Goal ▸ Format the stretch of lines from the one containing "459, 391, 473]" through the one containing "141, 51, 154]" as a Markdown table with the columns No. and Line. Number the rows and leave out any blank lines.

Layout records ▸
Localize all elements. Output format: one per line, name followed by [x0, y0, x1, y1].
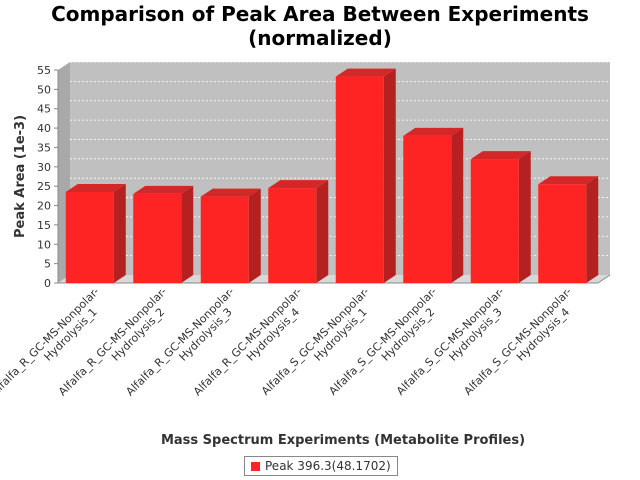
legend-label: Peak 396.3(48.1702)	[265, 459, 391, 473]
bar-top	[470, 151, 531, 160]
bar-side	[383, 68, 396, 283]
bar	[200, 196, 249, 283]
y-tick-label: 55	[37, 64, 51, 77]
bar-top	[335, 68, 396, 77]
bar-top	[133, 185, 194, 194]
bar-side	[316, 180, 329, 283]
bar	[538, 184, 587, 283]
x-tick-label: Alfalfa_R_GC-MS-Nonpolar-	[56, 285, 169, 398]
bar	[335, 76, 384, 283]
bar-top	[200, 188, 261, 197]
bar-top	[538, 176, 599, 185]
chart-title: Comparison of Peak Area Between Experime…	[0, 2, 640, 50]
y-axis-label: Peak Area (1e-3)	[13, 115, 28, 238]
bar-side	[518, 151, 531, 283]
bar	[133, 193, 182, 283]
y-tick-label: 25	[37, 180, 51, 193]
chart-title-line-2: (normalized)	[248, 26, 392, 50]
chart-title-line-1: Comparison of Peak Area Between Experime…	[51, 2, 589, 26]
y-tick-label: 50	[37, 83, 51, 96]
floor-edge	[597, 274, 611, 284]
x-axis-label: Mass Spectrum Experiments (Metabolite Pr…	[161, 433, 525, 448]
bar-side	[586, 176, 599, 283]
y-tick-label: 5	[44, 258, 51, 271]
bar-top	[268, 180, 329, 189]
y-tick-label: 40	[37, 122, 51, 135]
legend: Peak 396.3(48.1702)	[244, 456, 398, 476]
bar-side	[248, 188, 261, 283]
x-tick-label: Alfalfa_R_GC-MS-Nonpolar-	[0, 285, 102, 398]
bar-side	[451, 127, 464, 283]
x-tick-label: Alfalfa_R_GC-MS-Nonpolar-	[191, 285, 304, 398]
y-tick-label: 45	[37, 103, 51, 116]
x-tick-label: Alfalfa_R_GC-MS-Nonpolar-	[123, 285, 236, 398]
bar-top	[65, 183, 126, 192]
x-tick-label: Alfalfa_S_GC-MS-Nonpolar-	[461, 285, 574, 398]
bar	[403, 135, 452, 283]
x-tick-label: Alfalfa_S_GC-MS-Nonpolar-	[326, 285, 439, 398]
x-tick-label: Alfalfa_S_GC-MS-Nonpolar-	[259, 285, 372, 398]
bar	[65, 191, 114, 283]
bar-side	[113, 183, 126, 283]
legend-swatch	[251, 461, 260, 471]
bar-side	[181, 185, 194, 283]
bar	[268, 188, 317, 283]
y-tick-label: 15	[37, 219, 51, 232]
y-tick-label: 20	[37, 200, 51, 213]
y-tick-label: 0	[44, 277, 51, 290]
y-tick-label: 35	[37, 141, 51, 154]
y-tick-label: 30	[37, 161, 51, 174]
bar-top	[403, 127, 464, 136]
x-tick-label: Alfalfa_S_GC-MS-Nonpolar-	[394, 285, 507, 398]
y-tick-label: 10	[37, 238, 51, 251]
bar	[470, 159, 519, 283]
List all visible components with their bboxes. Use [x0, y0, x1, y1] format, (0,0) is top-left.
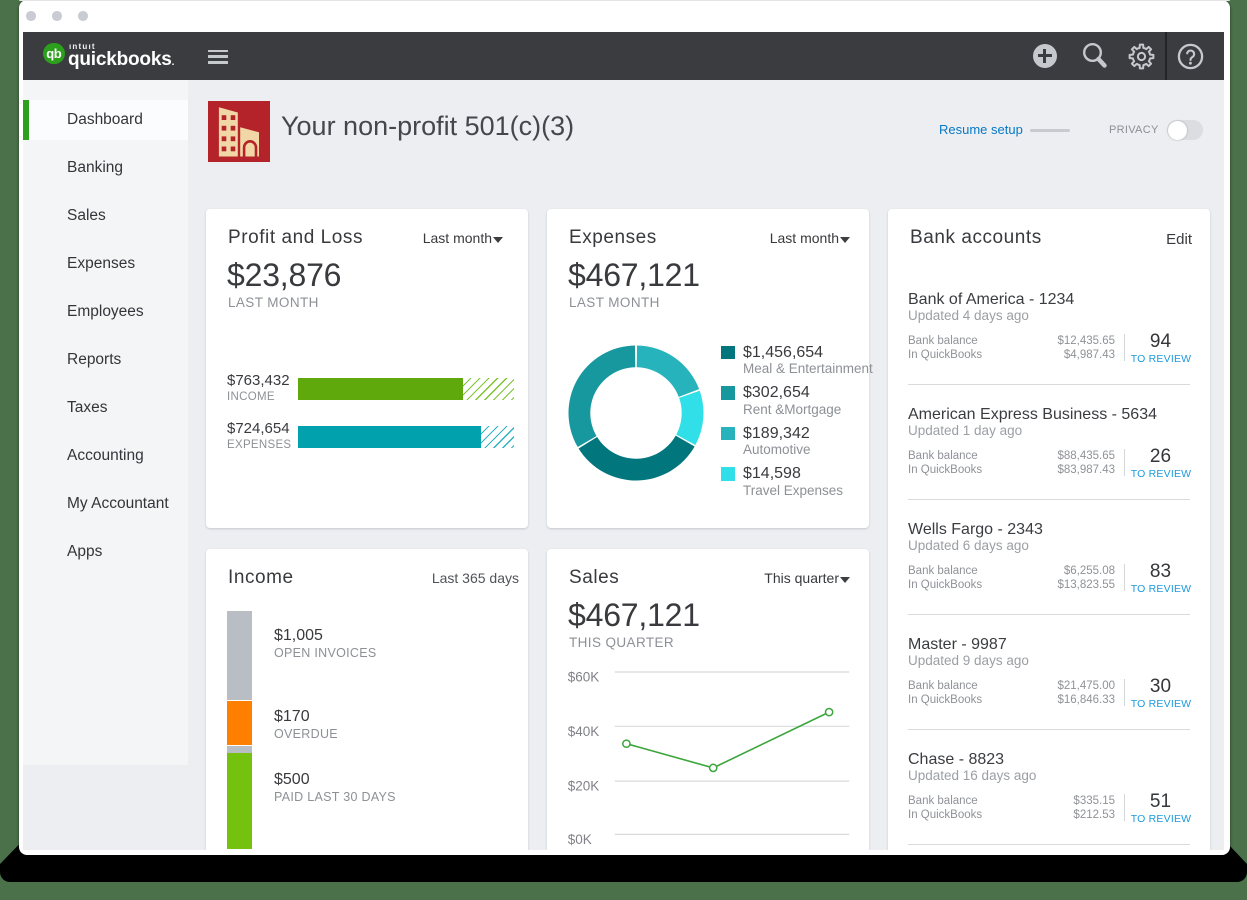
- svg-text:$60K: $60K: [568, 670, 600, 685]
- svg-text:$20K: $20K: [568, 779, 600, 794]
- svg-text:$0K: $0K: [568, 832, 592, 847]
- svg-text:$40K: $40K: [568, 724, 600, 739]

Exercise output ▸
| No. | Line |
|---|---|
| 1 | legend-label: Peak 396.3(48.1702)	[265, 459, 391, 473] |
| 2 | bar-top	[470, 151, 531, 160] |
| 3 | bar-side	[383, 68, 396, 283] |
| 4 | bar	[200, 196, 249, 283] |
| 5 | y-tick-label: 55	[37, 64, 51, 77] |
| 6 | bar-top	[335, 68, 396, 77] |
| 7 | bar-top	[133, 185, 194, 194] |
| 8 | bar-side	[316, 180, 329, 283] |
| 9 | bar	[538, 184, 587, 283] |
| 10 | x-tick-label: Alfalfa_R_GC-MS-Nonpolar-	[56, 285, 169, 398] |
| 11 | bar	[335, 76, 384, 283] |
| 12 | bar-top	[200, 188, 261, 197] |
| 13 | bar-top	[538, 176, 599, 185] |
| 14 | chart-title: Comparison of Peak Area Between Experime…	[0, 2, 640, 50] |
| 15 | y-axis-label: Peak Area (1e-3)	[13, 115, 28, 238] |
| 16 | bar-side	[518, 151, 531, 283] |
| 17 | bar	[133, 193, 182, 283] |
| 18 | y-tick-label: 25	[37, 180, 51, 193] |
| 19 | chart-title-line-2: (normalized)	[248, 26, 392, 50] |
| 20 | chart-title-line-1: Comparison of Peak Area Between Experime…	[51, 2, 589, 26] |
| 21 | y-tick-label: 50	[37, 83, 51, 96] |
| 22 | floor-edge	[597, 274, 611, 284] |
| 23 | x-axis-label: Mass Spectrum Experiments (Metabolite Pr…	[161, 433, 525, 448] |
| 24 | bar-side	[586, 176, 599, 283] |
| 25 | y-tick-label: 5	[44, 258, 51, 271] |
| 26 | bar-top	[268, 180, 329, 189] |
| 27 | y-tick-label: 40	[37, 122, 51, 135] |
| 28 | legend: Peak 396.3(48.1702)	[244, 456, 398, 476] |
| 29 | bar-side	[248, 188, 261, 283] |
| 30 | x-tick-label: Alfalfa_R_GC-MS-Nonpolar-	[0, 285, 102, 398] |
| 31 | bar-side	[451, 127, 464, 283] |
| 32 | x-tick-label: Alfalfa_R_GC-MS-Nonpolar-	[191, 285, 304, 398] |
| 33 | y-tick-label: 45	[37, 103, 51, 116] |
| 34 | x-tick-label: Alfalfa_R_GC-MS-Nonpolar-	[123, 285, 236, 398] |
| 35 | bar-top	[65, 183, 126, 192] |
| 36 | x-tick-label: Alfalfa_S_GC-MS-Nonpolar-	[461, 285, 574, 398] |
| 37 | bar	[403, 135, 452, 283] |
| 38 | x-tick-label: Alfalfa_S_GC-MS-Nonpolar-	[326, 285, 439, 398] |
| 39 | x-tick-label: Alfalfa_S_GC-MS-Nonpolar-	[259, 285, 372, 398] |
| 40 | bar	[65, 191, 114, 283] |
| 41 | bar-side	[113, 183, 126, 283] |
| 42 | legend-swatch	[251, 461, 260, 471] |
| 43 | bar-side	[181, 185, 194, 283] |
| 44 | bar	[268, 188, 317, 283] |
| 45 | y-tick-label: 15	[37, 219, 51, 232] |
| 46 | y-tick-label: 20	[37, 200, 51, 213] |
| 47 | y-tick-label: 0	[44, 277, 51, 290] |
| 48 | y-tick-label: 35	[37, 141, 51, 154] |